● Excerpt from a dataset:
::::::
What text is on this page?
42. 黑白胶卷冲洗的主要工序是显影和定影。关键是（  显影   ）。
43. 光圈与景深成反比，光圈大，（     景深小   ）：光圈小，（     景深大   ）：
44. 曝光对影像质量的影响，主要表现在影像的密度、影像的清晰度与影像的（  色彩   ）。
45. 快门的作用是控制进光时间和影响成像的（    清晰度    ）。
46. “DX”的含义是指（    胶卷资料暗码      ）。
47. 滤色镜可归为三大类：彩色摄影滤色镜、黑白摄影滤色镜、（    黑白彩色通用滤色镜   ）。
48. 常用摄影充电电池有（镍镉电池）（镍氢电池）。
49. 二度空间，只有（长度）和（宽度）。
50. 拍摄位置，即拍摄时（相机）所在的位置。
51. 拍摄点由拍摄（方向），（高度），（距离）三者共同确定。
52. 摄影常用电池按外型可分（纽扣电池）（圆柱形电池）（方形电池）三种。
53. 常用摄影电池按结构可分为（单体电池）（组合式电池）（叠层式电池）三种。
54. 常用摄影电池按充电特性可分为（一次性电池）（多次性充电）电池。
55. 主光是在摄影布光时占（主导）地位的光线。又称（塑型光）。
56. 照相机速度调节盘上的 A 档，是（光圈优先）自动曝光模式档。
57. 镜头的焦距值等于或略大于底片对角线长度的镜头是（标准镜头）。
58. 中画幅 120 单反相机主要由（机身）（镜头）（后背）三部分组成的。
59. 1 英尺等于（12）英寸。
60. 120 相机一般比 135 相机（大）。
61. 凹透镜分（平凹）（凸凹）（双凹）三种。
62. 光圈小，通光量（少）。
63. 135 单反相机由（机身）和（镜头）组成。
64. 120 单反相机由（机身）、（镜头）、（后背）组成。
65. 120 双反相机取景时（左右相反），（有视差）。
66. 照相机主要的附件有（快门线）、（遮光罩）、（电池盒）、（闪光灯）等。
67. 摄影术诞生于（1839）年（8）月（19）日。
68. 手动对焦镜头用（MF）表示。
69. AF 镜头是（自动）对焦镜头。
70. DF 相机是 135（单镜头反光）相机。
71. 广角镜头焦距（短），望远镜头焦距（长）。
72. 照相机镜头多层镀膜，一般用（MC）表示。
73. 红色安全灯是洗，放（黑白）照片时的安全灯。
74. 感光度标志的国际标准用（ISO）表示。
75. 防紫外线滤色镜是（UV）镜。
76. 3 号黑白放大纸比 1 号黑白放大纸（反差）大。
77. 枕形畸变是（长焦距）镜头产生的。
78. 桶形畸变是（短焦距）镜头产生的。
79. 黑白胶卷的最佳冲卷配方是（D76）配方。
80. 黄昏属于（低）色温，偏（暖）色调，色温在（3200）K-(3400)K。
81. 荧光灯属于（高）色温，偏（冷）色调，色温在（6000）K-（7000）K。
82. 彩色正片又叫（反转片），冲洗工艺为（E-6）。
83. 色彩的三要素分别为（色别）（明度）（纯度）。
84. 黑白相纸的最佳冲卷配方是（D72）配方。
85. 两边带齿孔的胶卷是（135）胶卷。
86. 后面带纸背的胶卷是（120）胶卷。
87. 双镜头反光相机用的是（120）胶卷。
::::::
● WHAT IS ASKED: Repeat the records above exactly.

● COMPLETE RESPONSE:
What text is on this page?
42. 黑白胶卷冲洗的主要工序是显影和定影。关键是（  显影   ）。
43. 光圈与景深成反比，光圈大，（     景深小   ）：光圈小，（     景深大   ）：
44. 曝光对影像质量的影响，主要表现在影像的密度、影像的清晰度与影像的（  色彩   ）。
45. 快门的作用是控制进光时间和影响成像的（    清晰度    ）。
46. “DX”的含义是指（    胶卷资料暗码      ）。
47. 滤色镜可归为三大类：彩色摄影滤色镜、黑白摄影滤色镜、（    黑白彩色通用滤色镜   ）。
48. 常用摄影充电电池有（镍镉电池）（镍氢电池）。
49. 二度空间，只有（长度）和（宽度）。
50. 拍摄位置，即拍摄时（相机）所在的位置。
51. 拍摄点由拍摄（方向），（高度），（距离）三者共同确定。
52. 摄影常用电池按外型可分（纽扣电池）（圆柱形电池）（方形电池）三种。
53. 常用摄影电池按结构可分为（单体电池）（组合式电池）（叠层式电池）三种。
54. 常用摄影电池按充电特性可分为（一次性电池）（多次性充电）电池。
55. 主光是在摄影布光时占（主导）地位的光线。又称（塑型光）。
56. 照相机速度调节盘上的 A 档，是（光圈优先）自动曝光模式档。
57. 镜头的焦距值等于或略大于底片对角线长度的镜头是（标准镜头）。
58. 中画幅 120 单反相机主要由（机身）（镜头）（后背）三部分组成的。
59. 1 英尺等于（12）英寸。
60. 120 相机一般比 135 相机（大）。
61. 凹透镜分（平凹）（凸凹）（双凹）三种。
62. 光圈小，通光量（少）。
63. 135 单反相机由（机身）和（镜头）组成。
64. 120 单反相机由（机身）、（镜头）、（后背）组成。
65. 120 双反相机取景时（左右相反），（有视差）。
66. 照相机主要的附件有（快门线）、（遮光罩）、（电池盒）、（闪光灯）等。
67. 摄影术诞生于（1839）年（8）月（19）日。
68. 手动对焦镜头用（MF）表示。
69. AF 镜头是（自动）对焦镜头。
70. DF 相机是 135（单镜头反光）相机。
71. 广角镜头焦距（短），望远镜头焦距（长）。
72. 照相机镜头多层镀膜，一般用（MC）表示。
73. 红色安全灯是洗，放（黑白）照片时的安全灯。
74. 感光度标志的国际标准用（ISO）表示。
75. 防紫外线滤色镜是（UV）镜。
76. 3 号黑白放大纸比 1 号黑白放大纸（反差）大。
77. 枕形畸变是（长焦距）镜头产生的。
78. 桶形畸变是（短焦距）镜头产生的。
79. 黑白胶卷的最佳冲卷配方是（D76）配方。
80. 黄昏属于（低）色温，偏（暖）色调，色温在（3200）K-(3400)K。
81. 荧光灯属于（高）色温，偏（冷）色调，色温在（6000）K-（7000）K。
82. 彩色正片又叫（反转片），冲洗工艺为（E-6）。
83. 色彩的三要素分别为（色别）（明度）（纯度）。
84. 黑白相纸的最佳冲卷配方是（D72）配方。
85. 两边带齿孔的胶卷是（135）胶卷。
86. 后面带纸背的胶卷是（120）胶卷。
87. 双镜头反光相机用的是（120）胶卷。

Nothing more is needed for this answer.